## [DOCUMENT EXTRACT]
********************
Collaborating with Fingar on the Iran estimate, released on Monday, were Kenneth Brill, the director of the National Counterproliferation Center, and Vann H. Van Diepen, the National Intelligence officer for Weapons of Mass Destruction and Proliferation.
“Van Diepen was an enormous problem,” a former colleague of his from the State Department told me when I was fact gathering for “Shadow Warriors.”
“He was insubordinate, hated WMD sanctions, and strived not to implement them,” even though it was his specific responsibility at State to do so, the former colleague told me.

Kenneth Brill, also a career foreign service officer, had been the U.S. representative to the International Atomic Energy Agency in Vienna in 2003-2004 before he was forced into retirement.
“Shadow Warrior” reports, “While in Vienna, Brill consistently failed to confront Iran once its clandestine nuclear weapons program was exposed in February 2003, and had to be woken up with the bureaucratic equivalent of a cattle prod to deliver a single speech condemning Iran’s eighteen year history of nuclear cheating.”
Negroponte rehabilitated Brill and brought the man who single-handedly failed to object to Iran’s nuclear weapons program and put him in charge of counter-proliferation efforts for the entire intelligence community.
Christian Westermann, another favorite of Senate Democrats in the Bolton confirmation hearings, was among the career State Department analysts tapped by Fingar and Brill.
As a State Department intelligence analyst, Westermann had missed the signs of biological weapons development in Cuba, and played into the hands of Castro apologist Sen. Christopher Dodd, D, Conn., by continuing to use impeached intelligence reports on Cuba that had been written by self-avowed Cuban spy, Ana Belen Montes.
“After failing to recognize the signs of biological weapons development in Cuba and Cuba’s cooperation with Iran, Westermann was promoted to become national intelligence officer for biological weapons,” I wrote.
“Let’s hope a walk-in defector from Iranian intelligence doesn’t tell us that Iran has given biological weapons to terrorists to attack new York or Chicago,” I added, “because Westermann will certainly object that the source of that information was not reliable — at least, until Americans start dying.”
It now appears that this is very similar to what happened while the intelligence community was preparing the Iran NIE.
My former colleague from the Washington Times, Bill Gertz, suggests in today’s print edition of the paper that Revolutionary Guards Gen. Alireza Asgari, who defected while in Turkey in February, was the human source whose information led to the NIE”s conclusion that Iran had stopped its nuclear weapons program in 2003.
But intelligence sources in Europe told Newsmax in late September that Asgari’s debriefings on Iran’s nuclear weapons programs were “so dramatic” that they caused French President Nicolas Sarkozy and his foreign minister to speak out publicly about the threat of a nuclear-armed Iran.
********************
## [EXERCISES TO COMPLETE]
A) Reproduce the Iran estimate excerpt word for word from "It now appears" to "program in 2003.".
B) In the Iran estimate excerpt, why did a former State Department colleague call Van Diepen "an enormous problem"?
The records have no connection to the Iran estimate excerpt.

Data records
********************
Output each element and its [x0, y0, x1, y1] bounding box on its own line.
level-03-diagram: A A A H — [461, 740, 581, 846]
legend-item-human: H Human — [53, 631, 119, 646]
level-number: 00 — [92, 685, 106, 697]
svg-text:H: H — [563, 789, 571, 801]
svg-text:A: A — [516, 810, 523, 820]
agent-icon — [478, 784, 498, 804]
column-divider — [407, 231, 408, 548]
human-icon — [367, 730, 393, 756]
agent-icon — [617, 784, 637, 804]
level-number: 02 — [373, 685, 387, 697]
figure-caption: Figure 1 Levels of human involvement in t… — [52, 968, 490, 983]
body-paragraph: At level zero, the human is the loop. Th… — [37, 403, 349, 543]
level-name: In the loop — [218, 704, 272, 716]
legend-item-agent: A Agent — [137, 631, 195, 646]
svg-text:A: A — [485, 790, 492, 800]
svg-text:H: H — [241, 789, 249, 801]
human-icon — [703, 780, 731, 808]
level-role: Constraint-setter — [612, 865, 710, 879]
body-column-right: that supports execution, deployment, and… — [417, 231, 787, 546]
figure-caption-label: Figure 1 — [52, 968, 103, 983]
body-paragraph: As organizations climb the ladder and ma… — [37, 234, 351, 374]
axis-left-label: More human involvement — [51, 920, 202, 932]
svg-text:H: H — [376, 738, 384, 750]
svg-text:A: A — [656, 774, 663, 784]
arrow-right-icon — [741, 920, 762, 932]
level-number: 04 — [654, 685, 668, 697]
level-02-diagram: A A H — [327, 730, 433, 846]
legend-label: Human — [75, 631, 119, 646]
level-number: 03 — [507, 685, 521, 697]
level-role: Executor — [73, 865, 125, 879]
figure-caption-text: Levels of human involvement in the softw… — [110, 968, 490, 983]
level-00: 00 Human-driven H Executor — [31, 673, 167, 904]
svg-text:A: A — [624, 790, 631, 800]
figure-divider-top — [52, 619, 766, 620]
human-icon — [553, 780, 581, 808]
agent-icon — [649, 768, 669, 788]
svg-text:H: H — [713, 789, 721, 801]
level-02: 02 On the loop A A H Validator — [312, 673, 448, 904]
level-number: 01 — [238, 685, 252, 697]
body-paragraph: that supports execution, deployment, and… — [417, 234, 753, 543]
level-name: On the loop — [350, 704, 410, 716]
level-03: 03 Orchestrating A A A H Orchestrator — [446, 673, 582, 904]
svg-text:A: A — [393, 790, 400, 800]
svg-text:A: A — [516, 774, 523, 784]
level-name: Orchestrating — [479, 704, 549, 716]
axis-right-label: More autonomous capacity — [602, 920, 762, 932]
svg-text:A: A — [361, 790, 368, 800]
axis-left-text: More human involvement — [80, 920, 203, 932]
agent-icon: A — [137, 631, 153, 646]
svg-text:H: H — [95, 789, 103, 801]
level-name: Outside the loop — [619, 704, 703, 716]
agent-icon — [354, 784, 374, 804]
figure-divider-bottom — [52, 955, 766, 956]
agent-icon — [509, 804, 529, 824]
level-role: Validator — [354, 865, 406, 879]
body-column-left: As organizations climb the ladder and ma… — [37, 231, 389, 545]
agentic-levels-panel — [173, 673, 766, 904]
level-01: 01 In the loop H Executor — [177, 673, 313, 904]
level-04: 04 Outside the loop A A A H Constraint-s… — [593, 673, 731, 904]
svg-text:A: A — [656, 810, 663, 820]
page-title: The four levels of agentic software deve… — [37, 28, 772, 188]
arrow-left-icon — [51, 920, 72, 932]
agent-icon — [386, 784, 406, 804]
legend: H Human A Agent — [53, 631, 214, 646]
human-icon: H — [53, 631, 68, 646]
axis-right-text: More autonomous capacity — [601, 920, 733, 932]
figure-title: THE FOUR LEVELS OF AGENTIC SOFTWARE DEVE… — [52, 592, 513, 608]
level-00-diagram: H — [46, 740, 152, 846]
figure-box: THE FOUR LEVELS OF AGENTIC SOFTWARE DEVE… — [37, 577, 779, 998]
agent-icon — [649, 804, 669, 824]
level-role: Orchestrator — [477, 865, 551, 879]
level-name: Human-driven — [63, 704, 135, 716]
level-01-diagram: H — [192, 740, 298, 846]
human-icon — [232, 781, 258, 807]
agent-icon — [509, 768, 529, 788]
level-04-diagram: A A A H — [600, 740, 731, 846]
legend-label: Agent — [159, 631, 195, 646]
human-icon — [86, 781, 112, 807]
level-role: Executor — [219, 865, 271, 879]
********************
## [ANSWER SECTION]
A)
It now appears that this is very similar to what happened while the intelligence community was preparing the Iran NIE.
My former colleague from the Washington Times, Bill Gertz, suggests in today’s print edition of the paper that Revolutionary Guards Gen. Alireza Asgari, who defected while in Turkey in February, was the human source whose information led to the NIE”s conclusion that Iran had stopped its nuclear weapons program in 2003.

B) The colleague said Van Diepen was insubordinate, hated WMD sanctions, and strived not to implement them. This was despite the fact that implementing those sanctions was his specific responsibility at State.